Trecho apresentado.
+++

Para fazer o projeto ganhar forma, E Agora, Lulu? teve um episódio piloto gravado, que foi ao ar no final de 1996 como um especial de Natal. Com o título Eu Acredito em Duende e em Papai Noel, o programa foi exibido no dia 20 de dezembro de 1996.

Denise Fraga explicou à Folha de S. Paulo que a ideia era fazer um programa popular, mas de humor refinado, muito pautado no cotidiano. “Acredito na TV real. O grande barato do veículo é a realidade das pessoas mostrada da tela de forma divertida”, disse. A atriz também se mostrava preocupada com o futuro do SBT, já que a emissora vinha abrindo mão de produções próprias para investir em enlatados. “A gente precisa fazer alguma coisa para encantar o ‘seu’ Silvio e tirar as [novelas] mexicanas do ar”, afirmou.

Ela ainda reclamou do fato de as TV’s estarem refém do Ibope. “Ainda existe medo do arriscar em TV. Estamos fazendo uma coisa que acreditamos, mas que tem empatia, porque ninguém pode mudar de canal. Temos que atingir a todos com categoria, falar de coisas simples e com profundidade”, finalizou.

Continuação

Após a exibição de Eu Acredito em Duende e em Papai Noel, a equipe de E Agora, Lulu? ficou no aguardo do sinal verde para a continuidade da atração. Mas o sinal demorou a aparecer. Apenas em maio de 1997, a emissora autorizou a gravação de um novo episódio de E Agora, Lulu?.

+++

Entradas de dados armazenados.

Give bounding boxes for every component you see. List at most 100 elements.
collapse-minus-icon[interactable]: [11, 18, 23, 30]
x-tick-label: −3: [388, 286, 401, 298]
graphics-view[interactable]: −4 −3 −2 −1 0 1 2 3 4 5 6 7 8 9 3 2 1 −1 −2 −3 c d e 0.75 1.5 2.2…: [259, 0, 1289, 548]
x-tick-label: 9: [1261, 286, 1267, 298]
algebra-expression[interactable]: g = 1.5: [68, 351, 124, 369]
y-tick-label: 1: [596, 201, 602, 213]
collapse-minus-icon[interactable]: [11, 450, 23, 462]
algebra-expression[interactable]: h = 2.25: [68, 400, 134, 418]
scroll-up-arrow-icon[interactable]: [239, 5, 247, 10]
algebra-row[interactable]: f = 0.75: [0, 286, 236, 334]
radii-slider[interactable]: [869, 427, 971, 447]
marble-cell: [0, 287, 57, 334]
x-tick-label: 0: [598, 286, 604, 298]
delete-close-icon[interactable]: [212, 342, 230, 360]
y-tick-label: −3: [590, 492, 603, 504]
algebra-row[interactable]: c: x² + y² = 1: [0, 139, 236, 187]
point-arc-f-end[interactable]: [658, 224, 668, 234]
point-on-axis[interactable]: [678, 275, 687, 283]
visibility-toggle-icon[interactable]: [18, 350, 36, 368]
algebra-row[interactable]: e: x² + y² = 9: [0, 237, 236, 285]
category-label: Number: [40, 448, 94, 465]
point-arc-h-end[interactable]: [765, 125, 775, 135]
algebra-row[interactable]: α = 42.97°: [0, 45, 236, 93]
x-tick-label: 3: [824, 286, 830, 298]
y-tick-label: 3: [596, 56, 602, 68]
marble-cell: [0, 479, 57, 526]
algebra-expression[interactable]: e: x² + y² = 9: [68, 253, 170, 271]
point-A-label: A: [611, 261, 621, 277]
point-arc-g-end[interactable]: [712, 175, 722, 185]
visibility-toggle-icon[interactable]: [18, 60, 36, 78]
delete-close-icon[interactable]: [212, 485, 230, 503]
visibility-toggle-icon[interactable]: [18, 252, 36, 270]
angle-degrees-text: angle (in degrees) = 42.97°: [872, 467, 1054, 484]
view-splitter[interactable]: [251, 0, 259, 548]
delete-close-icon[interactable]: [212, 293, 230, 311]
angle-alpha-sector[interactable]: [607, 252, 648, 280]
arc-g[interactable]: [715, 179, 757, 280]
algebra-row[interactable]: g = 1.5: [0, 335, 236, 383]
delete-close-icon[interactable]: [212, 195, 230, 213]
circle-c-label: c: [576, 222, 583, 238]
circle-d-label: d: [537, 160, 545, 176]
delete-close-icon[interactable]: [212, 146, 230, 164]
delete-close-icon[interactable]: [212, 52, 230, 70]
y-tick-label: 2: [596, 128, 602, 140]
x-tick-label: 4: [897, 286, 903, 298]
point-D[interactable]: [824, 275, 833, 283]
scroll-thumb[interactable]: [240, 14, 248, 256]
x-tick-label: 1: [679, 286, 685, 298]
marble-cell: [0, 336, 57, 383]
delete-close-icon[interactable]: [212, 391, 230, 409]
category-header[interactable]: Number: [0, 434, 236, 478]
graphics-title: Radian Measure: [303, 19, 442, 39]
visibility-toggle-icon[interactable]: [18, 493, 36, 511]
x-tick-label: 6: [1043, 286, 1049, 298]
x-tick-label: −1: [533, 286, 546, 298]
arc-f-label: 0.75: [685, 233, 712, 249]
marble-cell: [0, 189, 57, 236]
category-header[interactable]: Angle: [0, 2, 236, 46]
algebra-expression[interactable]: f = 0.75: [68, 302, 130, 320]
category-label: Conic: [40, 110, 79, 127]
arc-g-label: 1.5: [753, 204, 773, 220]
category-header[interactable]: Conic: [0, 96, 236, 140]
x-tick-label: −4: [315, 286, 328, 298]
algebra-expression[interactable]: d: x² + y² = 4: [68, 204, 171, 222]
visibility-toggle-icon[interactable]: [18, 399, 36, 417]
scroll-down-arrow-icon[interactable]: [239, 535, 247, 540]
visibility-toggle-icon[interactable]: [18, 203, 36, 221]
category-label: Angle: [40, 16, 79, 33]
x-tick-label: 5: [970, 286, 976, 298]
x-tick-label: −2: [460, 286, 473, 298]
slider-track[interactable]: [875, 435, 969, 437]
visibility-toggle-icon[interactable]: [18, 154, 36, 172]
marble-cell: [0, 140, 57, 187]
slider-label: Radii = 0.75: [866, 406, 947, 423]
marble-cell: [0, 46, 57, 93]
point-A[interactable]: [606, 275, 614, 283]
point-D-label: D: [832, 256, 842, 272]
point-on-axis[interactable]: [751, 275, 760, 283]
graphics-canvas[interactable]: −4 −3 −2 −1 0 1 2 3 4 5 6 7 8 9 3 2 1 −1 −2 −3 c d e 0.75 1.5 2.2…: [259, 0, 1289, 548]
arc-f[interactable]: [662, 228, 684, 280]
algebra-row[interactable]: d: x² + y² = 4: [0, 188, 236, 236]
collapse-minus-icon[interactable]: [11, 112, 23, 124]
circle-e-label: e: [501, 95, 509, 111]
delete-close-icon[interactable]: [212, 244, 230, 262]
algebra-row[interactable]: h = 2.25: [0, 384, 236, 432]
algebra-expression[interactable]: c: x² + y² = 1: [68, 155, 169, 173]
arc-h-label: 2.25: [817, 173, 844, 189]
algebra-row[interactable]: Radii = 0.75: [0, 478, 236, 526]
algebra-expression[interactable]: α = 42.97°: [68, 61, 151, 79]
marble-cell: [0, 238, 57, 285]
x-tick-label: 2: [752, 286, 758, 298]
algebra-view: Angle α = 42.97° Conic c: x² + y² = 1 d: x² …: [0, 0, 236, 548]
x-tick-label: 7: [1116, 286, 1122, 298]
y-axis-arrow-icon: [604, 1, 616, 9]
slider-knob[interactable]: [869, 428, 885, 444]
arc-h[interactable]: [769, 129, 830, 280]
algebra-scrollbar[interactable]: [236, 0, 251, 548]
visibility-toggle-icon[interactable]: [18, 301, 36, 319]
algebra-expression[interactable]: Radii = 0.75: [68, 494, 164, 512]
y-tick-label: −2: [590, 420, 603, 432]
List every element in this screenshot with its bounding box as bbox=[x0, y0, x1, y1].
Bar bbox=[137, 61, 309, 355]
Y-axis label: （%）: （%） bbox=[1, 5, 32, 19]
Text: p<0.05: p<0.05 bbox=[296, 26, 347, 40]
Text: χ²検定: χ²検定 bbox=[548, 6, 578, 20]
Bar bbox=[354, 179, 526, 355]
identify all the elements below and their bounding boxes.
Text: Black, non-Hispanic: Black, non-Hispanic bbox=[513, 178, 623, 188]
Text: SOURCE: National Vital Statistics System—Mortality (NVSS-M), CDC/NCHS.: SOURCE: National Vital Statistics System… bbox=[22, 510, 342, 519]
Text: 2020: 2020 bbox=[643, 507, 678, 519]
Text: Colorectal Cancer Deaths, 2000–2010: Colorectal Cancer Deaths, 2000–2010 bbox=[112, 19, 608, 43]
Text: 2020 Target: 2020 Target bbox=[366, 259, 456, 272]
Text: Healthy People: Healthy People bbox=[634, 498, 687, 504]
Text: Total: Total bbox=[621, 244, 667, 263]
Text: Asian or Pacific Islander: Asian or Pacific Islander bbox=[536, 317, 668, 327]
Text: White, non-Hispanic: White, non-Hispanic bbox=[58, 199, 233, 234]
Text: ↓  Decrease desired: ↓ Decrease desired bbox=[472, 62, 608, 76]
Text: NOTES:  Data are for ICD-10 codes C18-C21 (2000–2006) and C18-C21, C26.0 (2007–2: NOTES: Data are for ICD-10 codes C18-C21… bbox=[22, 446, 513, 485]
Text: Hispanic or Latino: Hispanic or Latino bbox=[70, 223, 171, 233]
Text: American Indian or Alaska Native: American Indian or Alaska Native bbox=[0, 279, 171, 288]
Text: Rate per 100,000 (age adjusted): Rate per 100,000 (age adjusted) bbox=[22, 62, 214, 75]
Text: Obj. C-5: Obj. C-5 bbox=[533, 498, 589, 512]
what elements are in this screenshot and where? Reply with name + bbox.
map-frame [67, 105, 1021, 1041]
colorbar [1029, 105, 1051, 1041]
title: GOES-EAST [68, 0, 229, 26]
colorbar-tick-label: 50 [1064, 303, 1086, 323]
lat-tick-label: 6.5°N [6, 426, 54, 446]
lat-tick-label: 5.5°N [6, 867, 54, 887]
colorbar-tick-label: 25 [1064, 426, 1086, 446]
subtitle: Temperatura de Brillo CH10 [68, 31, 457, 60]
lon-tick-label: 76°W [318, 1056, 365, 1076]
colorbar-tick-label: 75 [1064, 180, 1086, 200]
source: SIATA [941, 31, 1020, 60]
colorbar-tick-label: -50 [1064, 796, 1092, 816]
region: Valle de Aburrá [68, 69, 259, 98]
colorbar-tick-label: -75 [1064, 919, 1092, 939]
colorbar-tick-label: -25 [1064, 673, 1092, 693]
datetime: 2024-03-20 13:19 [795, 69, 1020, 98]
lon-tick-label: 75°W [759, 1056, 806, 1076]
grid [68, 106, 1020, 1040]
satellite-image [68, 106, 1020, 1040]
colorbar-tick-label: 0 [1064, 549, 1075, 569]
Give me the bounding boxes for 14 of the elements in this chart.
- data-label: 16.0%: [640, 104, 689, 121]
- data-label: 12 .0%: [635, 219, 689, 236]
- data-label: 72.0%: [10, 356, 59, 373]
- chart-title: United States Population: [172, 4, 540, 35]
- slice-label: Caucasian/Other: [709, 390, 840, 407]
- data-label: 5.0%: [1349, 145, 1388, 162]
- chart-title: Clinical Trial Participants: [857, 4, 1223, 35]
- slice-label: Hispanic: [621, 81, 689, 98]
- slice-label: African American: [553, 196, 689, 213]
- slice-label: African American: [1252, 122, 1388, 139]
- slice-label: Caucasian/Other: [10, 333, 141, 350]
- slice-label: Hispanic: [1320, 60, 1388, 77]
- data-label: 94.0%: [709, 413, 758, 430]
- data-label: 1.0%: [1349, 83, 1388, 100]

+++

Enunciado. Reproduza o trecho apresentado, começando em "Ela ainda reclamou" e terminando em "E Agora, Lulu?.". Os itens formam um material separado do trecho.

Resultado do exercício.
Ela ainda reclamou do fato de as TV’s estarem refém do Ibope. “Ainda existe medo do arriscar em TV. Estamos fazendo uma coisa que acreditamos, mas que tem empatia, porque ninguém pode mudar de canal. Temos que atingir a todos com categoria, falar de coisas simples e com profundidade”, finalizou.

Continuação

Após a exibição de Eu Acredito em Duende e em Papai Noel, a equipe de E Agora, Lulu? ficou no aguardo do sinal verde para a continuidade da atração. Mas o sinal demorou a aparecer. Apenas em maio de 1997, a emissora autorizou a gravação de um novo episódio de E Agora, Lulu?.